*PROBLEM REQUIREMENTS*: Note each line that includes the word "жилья". Copy those lines.

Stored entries
* start *
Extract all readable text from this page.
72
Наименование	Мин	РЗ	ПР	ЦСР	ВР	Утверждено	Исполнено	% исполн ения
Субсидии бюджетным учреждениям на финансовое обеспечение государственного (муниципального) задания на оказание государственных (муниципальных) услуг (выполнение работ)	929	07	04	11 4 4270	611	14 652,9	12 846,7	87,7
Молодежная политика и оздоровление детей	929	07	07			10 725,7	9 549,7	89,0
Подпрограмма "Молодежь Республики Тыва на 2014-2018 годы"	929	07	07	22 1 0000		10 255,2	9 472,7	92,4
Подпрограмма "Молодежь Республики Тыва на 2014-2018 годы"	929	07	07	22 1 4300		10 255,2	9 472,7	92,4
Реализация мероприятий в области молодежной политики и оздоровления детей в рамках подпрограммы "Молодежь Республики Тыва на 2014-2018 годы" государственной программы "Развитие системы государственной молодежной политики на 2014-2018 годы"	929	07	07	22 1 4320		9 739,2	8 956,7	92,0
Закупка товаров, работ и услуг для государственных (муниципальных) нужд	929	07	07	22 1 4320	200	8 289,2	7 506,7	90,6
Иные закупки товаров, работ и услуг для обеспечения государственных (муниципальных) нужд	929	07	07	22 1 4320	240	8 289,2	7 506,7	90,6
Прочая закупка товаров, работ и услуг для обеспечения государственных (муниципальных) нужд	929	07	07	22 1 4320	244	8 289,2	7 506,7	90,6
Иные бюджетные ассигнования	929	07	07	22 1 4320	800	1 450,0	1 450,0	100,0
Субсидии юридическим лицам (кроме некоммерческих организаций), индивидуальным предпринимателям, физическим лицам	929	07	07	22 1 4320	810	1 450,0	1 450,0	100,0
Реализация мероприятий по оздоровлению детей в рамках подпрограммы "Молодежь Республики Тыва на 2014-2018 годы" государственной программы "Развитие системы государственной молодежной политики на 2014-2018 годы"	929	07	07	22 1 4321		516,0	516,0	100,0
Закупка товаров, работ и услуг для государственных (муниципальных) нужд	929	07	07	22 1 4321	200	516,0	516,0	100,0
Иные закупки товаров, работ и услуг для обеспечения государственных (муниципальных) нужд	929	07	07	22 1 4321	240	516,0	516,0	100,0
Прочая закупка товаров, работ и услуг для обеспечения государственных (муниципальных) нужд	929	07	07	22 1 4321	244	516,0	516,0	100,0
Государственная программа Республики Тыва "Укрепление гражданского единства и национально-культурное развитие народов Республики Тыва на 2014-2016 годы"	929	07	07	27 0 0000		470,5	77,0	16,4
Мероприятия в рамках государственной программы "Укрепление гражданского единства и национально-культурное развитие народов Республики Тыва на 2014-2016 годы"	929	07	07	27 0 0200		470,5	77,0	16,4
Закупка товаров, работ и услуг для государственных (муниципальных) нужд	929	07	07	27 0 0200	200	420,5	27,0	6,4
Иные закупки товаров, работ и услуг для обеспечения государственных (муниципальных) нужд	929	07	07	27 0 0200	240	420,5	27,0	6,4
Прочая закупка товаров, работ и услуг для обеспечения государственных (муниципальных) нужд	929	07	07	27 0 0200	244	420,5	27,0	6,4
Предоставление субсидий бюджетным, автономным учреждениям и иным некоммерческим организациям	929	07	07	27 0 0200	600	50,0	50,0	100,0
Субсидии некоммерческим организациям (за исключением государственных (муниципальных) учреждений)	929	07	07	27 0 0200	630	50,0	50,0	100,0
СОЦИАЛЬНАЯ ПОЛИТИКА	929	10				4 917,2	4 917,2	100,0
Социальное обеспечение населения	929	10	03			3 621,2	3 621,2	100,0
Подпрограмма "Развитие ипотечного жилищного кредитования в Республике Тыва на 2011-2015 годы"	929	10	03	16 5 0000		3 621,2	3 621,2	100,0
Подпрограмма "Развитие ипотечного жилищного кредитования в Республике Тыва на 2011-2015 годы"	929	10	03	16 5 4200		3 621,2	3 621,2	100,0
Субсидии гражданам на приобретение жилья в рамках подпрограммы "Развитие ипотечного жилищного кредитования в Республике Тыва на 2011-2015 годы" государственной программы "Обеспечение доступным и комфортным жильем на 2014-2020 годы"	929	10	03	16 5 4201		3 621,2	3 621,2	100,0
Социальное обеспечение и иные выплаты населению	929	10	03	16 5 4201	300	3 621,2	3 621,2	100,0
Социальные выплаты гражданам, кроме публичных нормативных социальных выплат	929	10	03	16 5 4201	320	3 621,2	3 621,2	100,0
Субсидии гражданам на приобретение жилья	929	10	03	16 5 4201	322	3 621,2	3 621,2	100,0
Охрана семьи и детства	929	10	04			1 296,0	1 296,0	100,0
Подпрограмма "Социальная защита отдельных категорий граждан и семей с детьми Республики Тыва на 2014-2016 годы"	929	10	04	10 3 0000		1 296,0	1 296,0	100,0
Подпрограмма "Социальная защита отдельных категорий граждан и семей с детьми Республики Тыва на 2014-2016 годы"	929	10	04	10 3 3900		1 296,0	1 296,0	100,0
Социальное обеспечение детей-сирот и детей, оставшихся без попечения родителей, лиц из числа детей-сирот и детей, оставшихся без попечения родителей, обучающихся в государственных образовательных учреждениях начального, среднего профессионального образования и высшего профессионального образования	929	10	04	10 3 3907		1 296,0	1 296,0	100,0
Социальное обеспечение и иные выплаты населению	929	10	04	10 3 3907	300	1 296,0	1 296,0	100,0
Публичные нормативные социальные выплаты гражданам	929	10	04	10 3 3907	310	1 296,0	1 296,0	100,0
* end *
*FINISHED EXERCISE*:
Субсидии гражданам на приобретение жилья в рамках подпрограммы "Развитие ипотечного жилищного кредитования в Республике Тыва на 2011-2015 годы" государственной программы "Обеспечение доступным и комфортным жильем на 2014-2020 годы"	929	10	03	16 5 4201		3 621,2	3 621,2	100,0
Субсидии гражданам на приобретение жилья	929	10	03	16 5 4201	322	3 621,2	3 621,2	100,0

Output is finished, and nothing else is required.